• [AIM]: In the entries below, find the lines with the word "icon" and copy them.

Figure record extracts
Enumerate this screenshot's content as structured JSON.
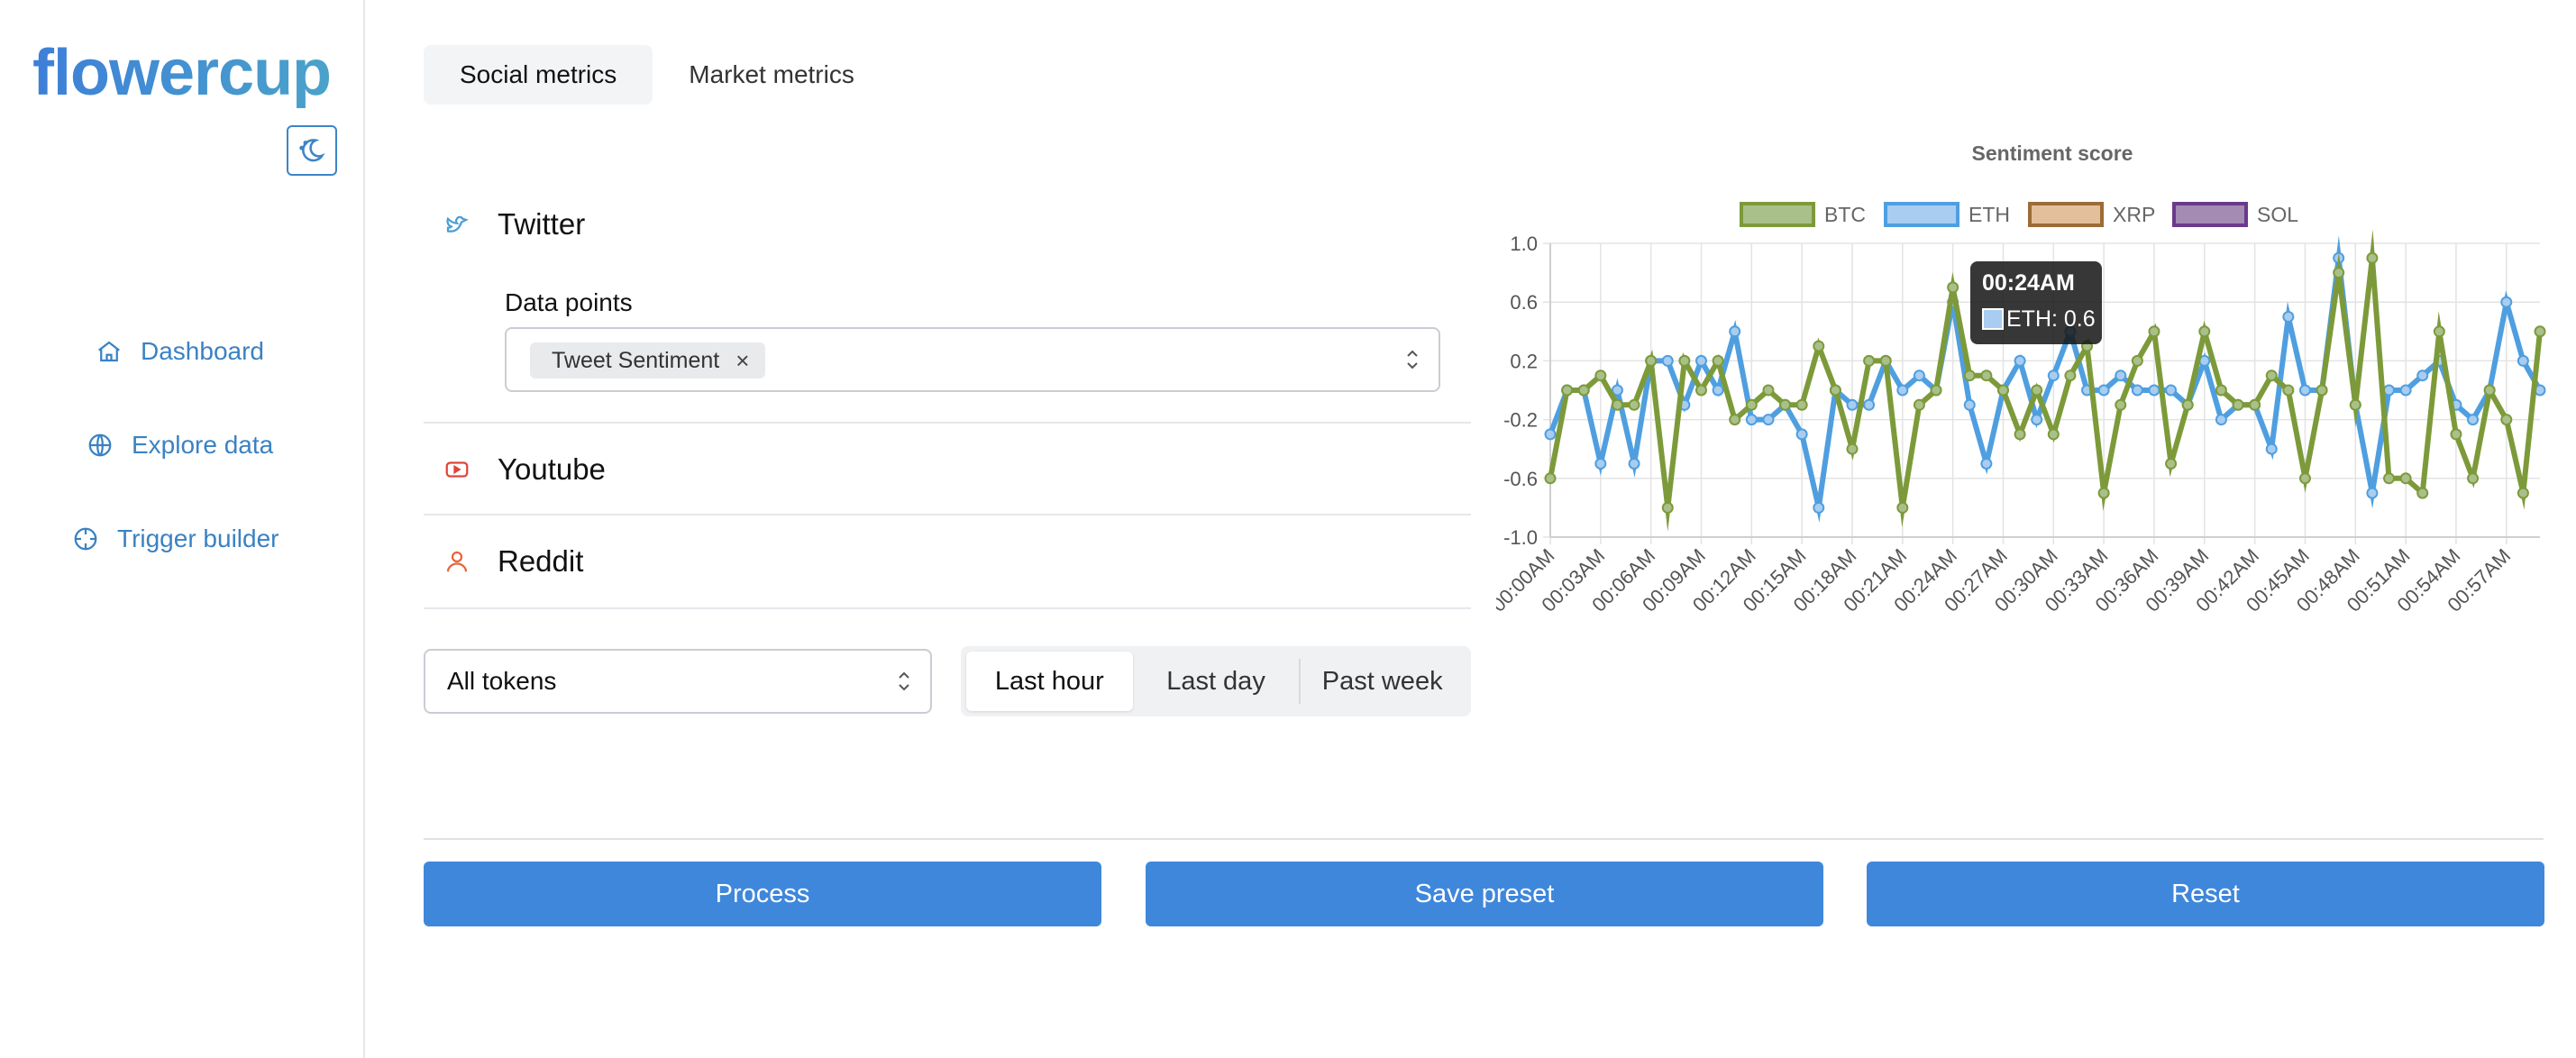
{
  "sidebar": {
    "logo": "flowercup",
    "items": [
      {
        "label": "Dashboard",
        "icon": "home-icon"
      },
      {
        "label": "Explore data",
        "icon": "globe-icon"
      },
      {
        "label": "Trigger builder",
        "icon": "crosshair-icon"
      }
    ]
  },
  "tabs": [
    {
      "label": "Social metrics",
      "active": true
    },
    {
      "label": "Market metrics",
      "active": false
    }
  ],
  "sources": {
    "twitter": {
      "label": "Twitter",
      "icon": "twitter-icon"
    },
    "youtube": {
      "label": "Youtube",
      "icon": "youtube-icon"
    },
    "reddit": {
      "label": "Reddit",
      "icon": "reddit-icon"
    }
  },
  "data_points": {
    "label": "Data points",
    "selected": "Tweet Sentiment"
  },
  "token_select": {
    "value": "All tokens"
  },
  "time_range": {
    "options": [
      "Last hour",
      "Last day",
      "Past week"
    ],
    "selected": "Last hour"
  },
  "actions": {
    "process": "Process",
    "save_preset": "Save preset",
    "reset": "Reset"
  },
  "tooltip": {
    "title": "00:24AM",
    "body": "ETH: 0.6"
  },
  "colors": {
    "accent": "#3f87db",
    "btc": "#7d9a3a",
    "eth": "#4f9fe0",
    "xrp": "#9c6b37",
    "sol": "#6b3a8a"
  },
  "chart_data": {
    "type": "line",
    "title": "Sentiment score",
    "ylim": [
      -1.0,
      1.0
    ],
    "yticks": [
      "1.0",
      "0.6",
      "0.2",
      "-0.2",
      "-0.6",
      "-1.0"
    ],
    "xticks": [
      "00:00AM",
      "00:03AM",
      "00:06AM",
      "00:09AM",
      "00:12AM",
      "00:15AM",
      "00:18AM",
      "00:21AM",
      "00:24AM",
      "00:27AM",
      "00:30AM",
      "00:33AM",
      "00:36AM",
      "00:39AM",
      "00:42AM",
      "00:45AM",
      "00:48AM",
      "00:51AM",
      "00:54AM",
      "00:57AM"
    ],
    "legend_position": "top",
    "grid": true,
    "x_minutes": [
      0,
      1,
      2,
      3,
      4,
      5,
      6,
      7,
      8,
      9,
      10,
      11,
      12,
      13,
      14,
      15,
      16,
      17,
      18,
      19,
      20,
      21,
      22,
      23,
      24,
      25,
      26,
      27,
      28,
      29,
      30,
      31,
      32,
      33,
      34,
      35,
      36,
      37,
      38,
      39,
      40,
      41,
      42,
      43,
      44,
      45,
      46,
      47,
      48,
      49,
      50,
      51,
      52,
      53,
      54,
      55,
      56,
      57,
      58,
      59
    ],
    "series": [
      {
        "name": "BTC",
        "color": "#7d9a3a",
        "fill": "#a9c08a",
        "values": [
          -0.6,
          0.0,
          0.0,
          0.1,
          -0.1,
          -0.1,
          0.2,
          -0.8,
          0.2,
          0.0,
          0.2,
          -0.2,
          -0.1,
          0.0,
          -0.1,
          -0.1,
          0.3,
          0.0,
          -0.4,
          0.2,
          0.2,
          -0.8,
          -0.1,
          0.0,
          0.7,
          0.1,
          0.1,
          0.0,
          -0.3,
          0.0,
          -0.3,
          0.1,
          0.3,
          -0.7,
          -0.1,
          0.2,
          0.4,
          -0.5,
          -0.1,
          0.4,
          0.0,
          -0.1,
          -0.1,
          0.1,
          0.0,
          -0.6,
          0.0,
          0.8,
          -0.1,
          0.9,
          -0.6,
          -0.6,
          -0.7,
          0.4,
          -0.3,
          -0.6,
          0.0,
          -0.2,
          -0.7,
          0.4
        ]
      },
      {
        "name": "ETH",
        "color": "#4f9fe0",
        "fill": "#a8cdf0",
        "values": [
          -0.3,
          0.0,
          0.0,
          -0.5,
          0.0,
          -0.5,
          0.2,
          0.2,
          -0.1,
          0.2,
          0.0,
          0.4,
          -0.2,
          -0.2,
          -0.1,
          -0.3,
          -0.8,
          0.0,
          -0.1,
          -0.1,
          0.2,
          0.0,
          0.1,
          0.0,
          0.6,
          -0.1,
          -0.5,
          0.0,
          0.2,
          -0.2,
          0.1,
          0.4,
          0.0,
          0.0,
          0.1,
          0.0,
          0.0,
          0.0,
          -0.1,
          0.2,
          -0.2,
          -0.1,
          -0.1,
          -0.4,
          0.5,
          0.0,
          0.0,
          0.9,
          -0.1,
          -0.7,
          0.0,
          0.0,
          0.1,
          0.2,
          -0.1,
          -0.2,
          0.0,
          0.6,
          0.2,
          0.0
        ]
      },
      {
        "name": "XRP",
        "color": "#9c6b37",
        "fill": "#e3bf9c",
        "values": []
      },
      {
        "name": "SOL",
        "color": "#6b3a8a",
        "fill": "#a38bb4",
        "values": []
      }
    ]
  }
}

• [CORRECT RESPONSE]:
        "icon": "home-icon"
        "icon": "globe-icon"
        "icon": "crosshair-icon"
      "icon": "twitter-icon"
      "icon": "youtube-icon"
      "icon": "reddit-icon"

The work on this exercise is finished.